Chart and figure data
§ §
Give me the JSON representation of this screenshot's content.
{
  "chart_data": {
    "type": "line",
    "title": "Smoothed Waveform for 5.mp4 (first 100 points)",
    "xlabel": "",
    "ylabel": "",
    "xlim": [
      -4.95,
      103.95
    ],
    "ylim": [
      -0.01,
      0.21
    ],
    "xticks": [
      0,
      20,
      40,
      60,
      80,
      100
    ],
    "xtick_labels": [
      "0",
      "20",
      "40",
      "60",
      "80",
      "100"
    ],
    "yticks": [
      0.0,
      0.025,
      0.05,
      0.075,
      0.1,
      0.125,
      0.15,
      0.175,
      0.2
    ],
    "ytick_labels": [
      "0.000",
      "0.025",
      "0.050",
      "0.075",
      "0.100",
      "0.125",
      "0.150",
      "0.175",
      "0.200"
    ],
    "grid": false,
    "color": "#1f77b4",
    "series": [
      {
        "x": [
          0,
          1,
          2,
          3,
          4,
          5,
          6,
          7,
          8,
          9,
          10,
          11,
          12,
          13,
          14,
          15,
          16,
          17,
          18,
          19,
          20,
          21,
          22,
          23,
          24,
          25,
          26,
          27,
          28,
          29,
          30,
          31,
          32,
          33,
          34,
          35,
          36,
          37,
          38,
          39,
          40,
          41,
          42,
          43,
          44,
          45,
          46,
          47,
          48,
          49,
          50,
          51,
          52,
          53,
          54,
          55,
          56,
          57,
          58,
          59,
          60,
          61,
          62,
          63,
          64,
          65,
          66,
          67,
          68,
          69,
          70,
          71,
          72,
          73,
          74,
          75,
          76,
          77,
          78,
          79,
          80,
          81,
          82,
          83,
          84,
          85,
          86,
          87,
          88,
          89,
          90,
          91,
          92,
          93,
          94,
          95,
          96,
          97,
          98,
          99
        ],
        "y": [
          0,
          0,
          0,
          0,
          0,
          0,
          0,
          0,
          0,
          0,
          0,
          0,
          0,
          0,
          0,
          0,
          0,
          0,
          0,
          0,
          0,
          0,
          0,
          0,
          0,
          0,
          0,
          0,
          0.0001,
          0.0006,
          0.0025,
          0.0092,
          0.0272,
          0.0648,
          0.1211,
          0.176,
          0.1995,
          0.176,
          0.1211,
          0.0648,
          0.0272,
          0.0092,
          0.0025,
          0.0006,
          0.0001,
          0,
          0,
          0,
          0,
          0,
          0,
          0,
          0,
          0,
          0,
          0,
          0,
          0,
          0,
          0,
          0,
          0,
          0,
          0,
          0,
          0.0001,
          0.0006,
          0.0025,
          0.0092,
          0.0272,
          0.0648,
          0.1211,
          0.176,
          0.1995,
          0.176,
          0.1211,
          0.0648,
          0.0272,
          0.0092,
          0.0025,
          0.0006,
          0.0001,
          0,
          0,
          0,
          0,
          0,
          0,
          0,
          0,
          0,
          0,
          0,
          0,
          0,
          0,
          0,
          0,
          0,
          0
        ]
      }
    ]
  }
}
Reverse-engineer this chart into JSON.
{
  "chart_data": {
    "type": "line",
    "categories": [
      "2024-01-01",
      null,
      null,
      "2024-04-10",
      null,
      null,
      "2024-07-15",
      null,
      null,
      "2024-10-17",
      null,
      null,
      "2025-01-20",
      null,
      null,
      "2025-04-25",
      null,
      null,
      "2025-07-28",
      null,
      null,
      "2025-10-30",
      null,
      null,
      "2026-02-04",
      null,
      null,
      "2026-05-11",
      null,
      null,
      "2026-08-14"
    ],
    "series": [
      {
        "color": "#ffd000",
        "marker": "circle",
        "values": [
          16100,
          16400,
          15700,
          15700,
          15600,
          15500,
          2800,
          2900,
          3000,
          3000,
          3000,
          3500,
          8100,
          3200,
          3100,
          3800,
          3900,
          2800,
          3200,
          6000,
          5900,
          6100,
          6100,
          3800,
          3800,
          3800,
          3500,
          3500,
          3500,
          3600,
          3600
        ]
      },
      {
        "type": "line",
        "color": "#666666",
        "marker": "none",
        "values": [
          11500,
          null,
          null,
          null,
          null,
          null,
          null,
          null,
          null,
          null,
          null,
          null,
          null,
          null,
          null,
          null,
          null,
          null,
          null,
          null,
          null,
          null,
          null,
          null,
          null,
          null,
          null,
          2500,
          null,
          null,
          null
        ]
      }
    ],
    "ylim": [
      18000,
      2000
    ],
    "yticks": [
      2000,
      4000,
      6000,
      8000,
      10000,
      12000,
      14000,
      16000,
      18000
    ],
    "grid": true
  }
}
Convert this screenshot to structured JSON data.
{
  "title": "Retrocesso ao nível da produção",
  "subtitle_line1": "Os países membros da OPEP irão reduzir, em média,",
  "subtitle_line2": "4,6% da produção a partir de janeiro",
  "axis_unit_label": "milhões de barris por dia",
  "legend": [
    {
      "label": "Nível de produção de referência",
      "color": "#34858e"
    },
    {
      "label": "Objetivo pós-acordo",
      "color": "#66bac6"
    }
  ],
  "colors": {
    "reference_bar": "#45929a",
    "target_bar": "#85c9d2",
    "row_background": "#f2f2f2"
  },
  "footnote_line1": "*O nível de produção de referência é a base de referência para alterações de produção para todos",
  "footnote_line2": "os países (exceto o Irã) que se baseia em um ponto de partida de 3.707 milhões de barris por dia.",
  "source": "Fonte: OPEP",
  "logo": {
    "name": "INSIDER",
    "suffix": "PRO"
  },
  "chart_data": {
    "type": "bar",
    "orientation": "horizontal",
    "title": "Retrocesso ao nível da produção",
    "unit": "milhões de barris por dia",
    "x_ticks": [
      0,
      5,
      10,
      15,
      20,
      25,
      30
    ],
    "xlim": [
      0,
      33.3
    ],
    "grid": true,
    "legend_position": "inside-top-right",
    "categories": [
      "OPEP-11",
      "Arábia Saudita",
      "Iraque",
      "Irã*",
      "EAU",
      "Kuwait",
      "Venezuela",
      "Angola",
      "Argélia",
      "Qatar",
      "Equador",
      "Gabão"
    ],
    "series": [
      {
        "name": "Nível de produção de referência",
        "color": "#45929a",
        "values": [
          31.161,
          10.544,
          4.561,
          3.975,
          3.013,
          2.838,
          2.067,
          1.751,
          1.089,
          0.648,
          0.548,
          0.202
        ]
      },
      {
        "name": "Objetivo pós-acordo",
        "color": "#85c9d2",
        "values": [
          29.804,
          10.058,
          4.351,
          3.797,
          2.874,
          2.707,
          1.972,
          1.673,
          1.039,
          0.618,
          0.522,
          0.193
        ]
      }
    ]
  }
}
§ §
Nothing should be left out: repeat all of the data exactly.

• _Solution for this task_
Give me the JSON representation of this screenshot's content.
{
  "chart_data": {
    "type": "line",
    "title": "Smoothed Waveform for 5.mp4 (first 100 points)",
    "xlabel": "",
    "ylabel": "",
    "xlim": [
      -4.95,
      103.95
    ],
    "ylim": [
      -0.01,
      0.21
    ],
    "xticks": [
      0,
      20,
      40,
      60,
      80,
      100
    ],
    "xtick_labels": [
      "0",
      "20",
      "40",
      "60",
      "80",
      "100"
    ],
    "yticks": [
      0.0,
      0.025,
      0.05,
      0.075,
      0.1,
      0.125,
      0.15,
      0.175,
      0.2
    ],
    "ytick_labels": [
      "0.000",
      "0.025",
      "0.050",
      "0.075",
      "0.100",
      "0.125",
      "0.150",
      "0.175",
      "0.200"
    ],
    "grid": false,
    "color": "#1f77b4",
    "series": [
      {
        "x": [
          0,
          1,
          2,
          3,
          4,
          5,
          6,
          7,
          8,
          9,
          10,
          11,
          12,
          13,
          14,
          15,
          16,
          17,
          18,
          19,
          20,
          21,
          22,
          23,
          24,
          25,
          26,
          27,
          28,
          29,
          30,
          31,
          32,
          33,
          34,
          35,
          36,
          37,
          38,
          39,
          40,
          41,
          42,
          43,
          44,
          45,
          46,
          47,
          48,
          49,
          50,
          51,
          52,
          53,
          54,
          55,
          56,
          57,
          58,
          59,
          60,
          61,
          62,
          63,
          64,
          65,
          66,
          67,
          68,
          69,
          70,
          71,
          72,
          73,
          74,
          75,
          76,
          77,
          78,
          79,
          80,
          81,
          82,
          83,
          84,
          85,
          86,
          87,
          88,
          89,
          90,
          91,
          92,
          93,
          94,
          95,
          96,
          97,
          98,
          99
        ],
        "y": [
          0,
          0,
          0,
          0,
          0,
          0,
          0,
          0,
          0,
          0,
          0,
          0,
          0,
          0,
          0,
          0,
          0,
          0,
          0,
          0,
          0,
          0,
          0,
          0,
          0,
          0,
          0,
          0,
          0.0001,
          0.0006,
          0.0025,
          0.0092,
          0.0272,
          0.0648,
          0.1211,
          0.176,
          0.1995,
          0.176,
          0.1211,
          0.0648,
          0.0272,
          0.0092,
          0.0025,
          0.0006,
          0.0001,
          0,
          0,
          0,
          0,
          0,
          0,
          0,
          0,
          0,
          0,
          0,
          0,
          0,
          0,
          0,
          0,
          0,
          0,
          0,
          0,
          0.0001,
          0.0006,
          0.0025,
          0.0092,
          0.0272,
          0.0648,
          0.1211,
          0.176,
          0.1995,
          0.176,
          0.1211,
          0.0648,
          0.0272,
          0.0092,
          0.0025,
          0.0006,
          0.0001,
          0,
          0,
          0,
          0,
          0,
          0,
          0,
          0,
          0,
          0,
          0,
          0,
          0,
          0,
          0,
          0,
          0,
          0
        ]
      }
    ]
  }
}
Reverse-engineer this chart into JSON.
{
  "chart_data": {
    "type": "line",
    "categories": [
      "2024-01-01",
      null,
      null,
      "2024-04-10",
      null,
      null,
      "2024-07-15",
      null,
      null,
      "2024-10-17",
      null,
      null,
      "2025-01-20",
      null,
      null,
      "2025-04-25",
      null,
      null,
      "2025-07-28",
      null,
      null,
      "2025-10-30",
      null,
      null,
      "2026-02-04",
      null,
      null,
      "2026-05-11",
      null,
      null,
      "2026-08-14"
    ],
    "series": [
      {
        "color": "#ffd000",
        "marker": "circle",
        "values": [
          16100,
          16400,
          15700,
          15700,
          15600,
          15500,
          2800,
          2900,
          3000,
          3000,
          3000,
          3500,
          8100,
          3200,
          3100,
          3800,
          3900,
          2800,
          3200,
          6000,
          5900,
          6100,
          6100,
          3800,
          3800,
          3800,
          3500,
          3500,
          3500,
          3600,
          3600
        ]
      },
      {
        "type": "line",
        "color": "#666666",
        "marker": "none",
        "values": [
          11500,
          null,
          null,
          null,
          null,
          null,
          null,
          null,
          null,
          null,
          null,
          null,
          null,
          null,
          null,
          null,
          null,
          null,
          null,
          null,
          null,
          null,
          null,
          null,
          null,
          null,
          null,
          2500,
          null,
          null,
          null
        ]
      }
    ],
    "ylim": [
      18000,
      2000
    ],
    "yticks": [
      2000,
      4000,
      6000,
      8000,
      10000,
      12000,
      14000,
      16000,
      18000
    ],
    "grid": true
  }
}
Convert this screenshot to structured JSON data.
{
  "title": "Retrocesso ao nível da produção",
  "subtitle_line1": "Os países membros da OPEP irão reduzir, em média,",
  "subtitle_line2": "4,6% da produção a partir de janeiro",
  "axis_unit_label": "milhões de barris por dia",
  "legend": [
    {
      "label": "Nível de produção de referência",
      "color": "#34858e"
    },
    {
      "label": "Objetivo pós-acordo",
      "color": "#66bac6"
    }
  ],
  "colors": {
    "reference_bar": "#45929a",
    "target_bar": "#85c9d2",
    "row_background": "#f2f2f2"
  },
  "footnote_line1": "*O nível de produção de referência é a base de referência para alterações de produção para todos",
  "footnote_line2": "os países (exceto o Irã) que se baseia em um ponto de partida de 3.707 milhões de barris por dia.",
  "source": "Fonte: OPEP",
  "logo": {
    "name": "INSIDER",
    "suffix": "PRO"
  },
  "chart_data": {
    "type": "bar",
    "orientation": "horizontal",
    "title": "Retrocesso ao nível da produção",
    "unit": "milhões de barris por dia",
    "x_ticks": [
      0,
      5,
      10,
      15,
      20,
      25,
      30
    ],
    "xlim": [
      0,
      33.3
    ],
    "grid": true,
    "legend_position": "inside-top-right",
    "categories": [
      "OPEP-11",
      "Arábia Saudita",
      "Iraque",
      "Irã*",
      "EAU",
      "Kuwait",
      "Venezuela",
      "Angola",
      "Argélia",
      "Qatar",
      "Equador",
      "Gabão"
    ],
    "series": [
      {
        "name": "Nível de produção de referência",
        "color": "#45929a",
        "values": [
          31.161,
          10.544,
          4.561,
          3.975,
          3.013,
          2.838,
          2.067,
          1.751,
          1.089,
          0.648,
          0.548,
          0.202
        ]
      },
      {
        "name": "Objetivo pós-acordo",
        "color": "#85c9d2",
        "values": [
          29.804,
          10.058,
          4.351,
          3.797,
          2.874,
          2.707,
          1.972,
          1.673,
          1.039,
          0.618,
          0.522,
          0.193
        ]
      }
    ]
  }
}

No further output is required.